Begin

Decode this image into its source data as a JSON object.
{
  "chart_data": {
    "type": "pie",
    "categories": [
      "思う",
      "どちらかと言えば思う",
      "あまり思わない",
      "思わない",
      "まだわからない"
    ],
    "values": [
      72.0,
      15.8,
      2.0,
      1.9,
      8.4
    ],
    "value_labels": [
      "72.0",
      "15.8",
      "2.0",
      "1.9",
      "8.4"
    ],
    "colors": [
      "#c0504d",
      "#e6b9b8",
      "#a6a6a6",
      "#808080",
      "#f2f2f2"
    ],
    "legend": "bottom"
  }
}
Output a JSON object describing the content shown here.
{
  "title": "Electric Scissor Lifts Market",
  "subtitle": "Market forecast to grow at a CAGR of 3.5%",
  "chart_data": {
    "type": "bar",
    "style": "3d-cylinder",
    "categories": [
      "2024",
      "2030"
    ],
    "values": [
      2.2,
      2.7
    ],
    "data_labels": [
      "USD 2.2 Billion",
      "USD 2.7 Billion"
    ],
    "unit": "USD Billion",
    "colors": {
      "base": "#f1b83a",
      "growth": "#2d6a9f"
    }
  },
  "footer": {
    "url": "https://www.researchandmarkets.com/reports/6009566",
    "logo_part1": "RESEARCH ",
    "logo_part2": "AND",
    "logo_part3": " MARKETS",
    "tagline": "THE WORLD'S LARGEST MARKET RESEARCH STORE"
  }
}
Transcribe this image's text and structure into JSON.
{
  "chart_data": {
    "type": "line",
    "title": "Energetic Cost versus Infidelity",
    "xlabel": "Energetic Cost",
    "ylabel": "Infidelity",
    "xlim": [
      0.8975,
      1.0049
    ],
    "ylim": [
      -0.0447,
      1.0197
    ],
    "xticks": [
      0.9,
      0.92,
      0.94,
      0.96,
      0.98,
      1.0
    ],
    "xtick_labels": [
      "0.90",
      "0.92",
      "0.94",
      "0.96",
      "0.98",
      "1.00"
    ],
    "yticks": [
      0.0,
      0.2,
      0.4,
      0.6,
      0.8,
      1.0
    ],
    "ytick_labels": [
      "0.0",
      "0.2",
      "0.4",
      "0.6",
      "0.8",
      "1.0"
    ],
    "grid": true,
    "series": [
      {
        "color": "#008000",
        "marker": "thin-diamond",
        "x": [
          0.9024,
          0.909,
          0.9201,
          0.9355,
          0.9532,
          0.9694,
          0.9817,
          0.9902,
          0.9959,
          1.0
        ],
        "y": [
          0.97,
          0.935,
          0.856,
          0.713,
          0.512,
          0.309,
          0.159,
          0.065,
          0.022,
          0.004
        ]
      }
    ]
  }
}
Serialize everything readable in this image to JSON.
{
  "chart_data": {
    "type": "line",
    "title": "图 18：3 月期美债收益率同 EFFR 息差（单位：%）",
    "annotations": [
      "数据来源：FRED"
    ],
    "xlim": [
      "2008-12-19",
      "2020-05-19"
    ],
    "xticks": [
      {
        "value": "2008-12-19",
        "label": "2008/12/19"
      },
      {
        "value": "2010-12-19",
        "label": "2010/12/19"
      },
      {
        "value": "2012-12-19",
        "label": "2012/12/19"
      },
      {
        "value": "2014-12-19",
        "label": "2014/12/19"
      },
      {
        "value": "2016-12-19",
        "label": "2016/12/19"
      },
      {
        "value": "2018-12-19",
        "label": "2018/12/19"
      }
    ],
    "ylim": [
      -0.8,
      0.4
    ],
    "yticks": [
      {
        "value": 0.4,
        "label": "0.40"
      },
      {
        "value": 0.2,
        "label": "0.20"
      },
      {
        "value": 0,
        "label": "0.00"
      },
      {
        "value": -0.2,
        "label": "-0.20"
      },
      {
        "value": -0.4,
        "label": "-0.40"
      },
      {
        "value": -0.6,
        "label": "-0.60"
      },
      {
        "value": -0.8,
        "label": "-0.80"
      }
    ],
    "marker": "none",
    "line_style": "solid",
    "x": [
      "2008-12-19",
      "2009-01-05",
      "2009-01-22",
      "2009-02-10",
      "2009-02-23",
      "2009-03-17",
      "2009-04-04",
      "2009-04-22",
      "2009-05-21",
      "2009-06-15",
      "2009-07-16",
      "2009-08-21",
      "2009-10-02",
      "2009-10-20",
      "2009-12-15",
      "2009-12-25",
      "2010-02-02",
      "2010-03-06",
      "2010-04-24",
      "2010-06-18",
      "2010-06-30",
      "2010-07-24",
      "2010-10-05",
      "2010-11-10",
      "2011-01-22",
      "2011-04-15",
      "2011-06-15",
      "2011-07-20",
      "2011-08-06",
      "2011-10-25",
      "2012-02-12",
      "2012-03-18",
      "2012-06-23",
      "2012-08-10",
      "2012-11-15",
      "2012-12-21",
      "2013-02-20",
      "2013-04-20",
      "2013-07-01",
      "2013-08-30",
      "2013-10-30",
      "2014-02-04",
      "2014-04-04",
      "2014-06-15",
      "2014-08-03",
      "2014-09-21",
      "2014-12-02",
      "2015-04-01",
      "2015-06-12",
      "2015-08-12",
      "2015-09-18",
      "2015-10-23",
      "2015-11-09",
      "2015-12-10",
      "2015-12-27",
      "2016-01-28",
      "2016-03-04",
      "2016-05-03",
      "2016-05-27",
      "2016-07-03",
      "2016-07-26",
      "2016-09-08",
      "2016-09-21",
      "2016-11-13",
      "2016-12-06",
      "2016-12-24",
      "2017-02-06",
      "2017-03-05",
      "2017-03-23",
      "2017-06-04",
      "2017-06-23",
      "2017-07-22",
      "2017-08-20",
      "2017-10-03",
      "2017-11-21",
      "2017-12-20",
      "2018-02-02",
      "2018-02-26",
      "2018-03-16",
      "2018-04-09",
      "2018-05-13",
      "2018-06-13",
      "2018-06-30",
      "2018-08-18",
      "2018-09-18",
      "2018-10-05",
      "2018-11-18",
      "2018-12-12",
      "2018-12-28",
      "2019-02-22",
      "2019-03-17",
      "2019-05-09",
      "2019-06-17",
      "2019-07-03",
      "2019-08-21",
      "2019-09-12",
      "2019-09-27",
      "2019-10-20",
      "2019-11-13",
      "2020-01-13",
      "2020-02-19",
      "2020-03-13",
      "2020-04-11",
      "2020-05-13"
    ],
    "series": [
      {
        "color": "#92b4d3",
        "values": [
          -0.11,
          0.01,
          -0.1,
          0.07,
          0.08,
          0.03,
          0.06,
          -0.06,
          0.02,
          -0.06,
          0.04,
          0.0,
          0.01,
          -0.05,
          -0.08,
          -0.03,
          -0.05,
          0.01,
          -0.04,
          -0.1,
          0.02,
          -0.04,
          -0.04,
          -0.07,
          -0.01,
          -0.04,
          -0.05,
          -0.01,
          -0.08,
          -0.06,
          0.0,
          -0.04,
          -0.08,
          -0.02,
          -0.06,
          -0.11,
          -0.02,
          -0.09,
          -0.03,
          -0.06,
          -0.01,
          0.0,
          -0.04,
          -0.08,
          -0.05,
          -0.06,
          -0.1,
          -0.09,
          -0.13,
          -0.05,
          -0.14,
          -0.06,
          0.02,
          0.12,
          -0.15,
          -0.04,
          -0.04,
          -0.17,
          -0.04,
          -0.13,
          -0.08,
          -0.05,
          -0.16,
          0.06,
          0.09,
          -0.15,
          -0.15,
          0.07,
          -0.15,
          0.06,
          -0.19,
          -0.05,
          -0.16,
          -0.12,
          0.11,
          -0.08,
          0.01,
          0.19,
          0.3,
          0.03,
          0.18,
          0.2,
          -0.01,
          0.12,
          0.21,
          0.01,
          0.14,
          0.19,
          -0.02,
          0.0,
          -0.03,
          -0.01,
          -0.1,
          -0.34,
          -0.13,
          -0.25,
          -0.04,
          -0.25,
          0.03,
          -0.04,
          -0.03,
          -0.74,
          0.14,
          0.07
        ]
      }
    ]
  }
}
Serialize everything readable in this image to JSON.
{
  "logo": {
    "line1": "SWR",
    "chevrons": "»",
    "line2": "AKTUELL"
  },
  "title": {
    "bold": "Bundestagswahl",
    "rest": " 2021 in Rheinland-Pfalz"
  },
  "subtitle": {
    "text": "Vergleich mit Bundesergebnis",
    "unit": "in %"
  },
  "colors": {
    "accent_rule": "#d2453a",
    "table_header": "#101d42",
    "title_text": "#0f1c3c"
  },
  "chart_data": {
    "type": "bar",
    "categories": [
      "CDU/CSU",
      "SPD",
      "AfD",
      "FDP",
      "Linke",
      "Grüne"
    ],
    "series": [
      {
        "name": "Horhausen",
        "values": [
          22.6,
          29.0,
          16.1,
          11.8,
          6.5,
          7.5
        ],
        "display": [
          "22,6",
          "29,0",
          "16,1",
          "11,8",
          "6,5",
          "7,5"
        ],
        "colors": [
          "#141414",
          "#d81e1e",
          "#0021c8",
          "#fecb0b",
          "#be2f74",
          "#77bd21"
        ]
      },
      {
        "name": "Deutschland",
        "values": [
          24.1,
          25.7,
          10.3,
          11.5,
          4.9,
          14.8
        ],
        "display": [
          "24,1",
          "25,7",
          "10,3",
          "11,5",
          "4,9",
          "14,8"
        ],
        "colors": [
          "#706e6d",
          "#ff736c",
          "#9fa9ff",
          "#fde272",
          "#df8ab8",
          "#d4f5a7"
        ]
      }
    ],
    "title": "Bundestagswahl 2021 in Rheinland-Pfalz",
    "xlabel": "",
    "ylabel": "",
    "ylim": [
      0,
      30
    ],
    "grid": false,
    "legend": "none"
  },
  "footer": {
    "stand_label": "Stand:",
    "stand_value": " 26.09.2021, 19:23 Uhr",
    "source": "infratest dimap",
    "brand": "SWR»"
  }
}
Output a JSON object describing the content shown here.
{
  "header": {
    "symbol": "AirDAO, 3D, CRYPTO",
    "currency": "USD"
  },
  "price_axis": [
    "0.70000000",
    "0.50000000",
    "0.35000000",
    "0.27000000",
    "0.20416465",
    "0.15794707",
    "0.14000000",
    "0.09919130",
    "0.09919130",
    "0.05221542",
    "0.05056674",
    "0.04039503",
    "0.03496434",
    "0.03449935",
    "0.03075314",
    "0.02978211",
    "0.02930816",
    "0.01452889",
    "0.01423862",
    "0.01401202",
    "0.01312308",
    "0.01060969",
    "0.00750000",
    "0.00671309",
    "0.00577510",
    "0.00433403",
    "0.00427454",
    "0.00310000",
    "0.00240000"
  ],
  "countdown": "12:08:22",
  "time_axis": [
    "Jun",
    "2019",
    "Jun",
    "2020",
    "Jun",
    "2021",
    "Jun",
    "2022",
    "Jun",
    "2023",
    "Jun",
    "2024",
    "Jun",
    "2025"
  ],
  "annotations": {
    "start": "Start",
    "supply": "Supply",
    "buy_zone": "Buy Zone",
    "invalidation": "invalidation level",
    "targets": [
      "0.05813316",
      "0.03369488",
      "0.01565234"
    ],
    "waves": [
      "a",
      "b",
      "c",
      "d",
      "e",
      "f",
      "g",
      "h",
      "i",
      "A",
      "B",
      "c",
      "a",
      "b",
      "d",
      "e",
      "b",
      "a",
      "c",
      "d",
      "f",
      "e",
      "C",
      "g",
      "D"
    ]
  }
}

End

__Task objective__
Where a line contains the string "Infidelity", extract that line.

__Answer below__
    "title": "Energetic Cost versus Infidelity",
    "ylabel": "Infidelity",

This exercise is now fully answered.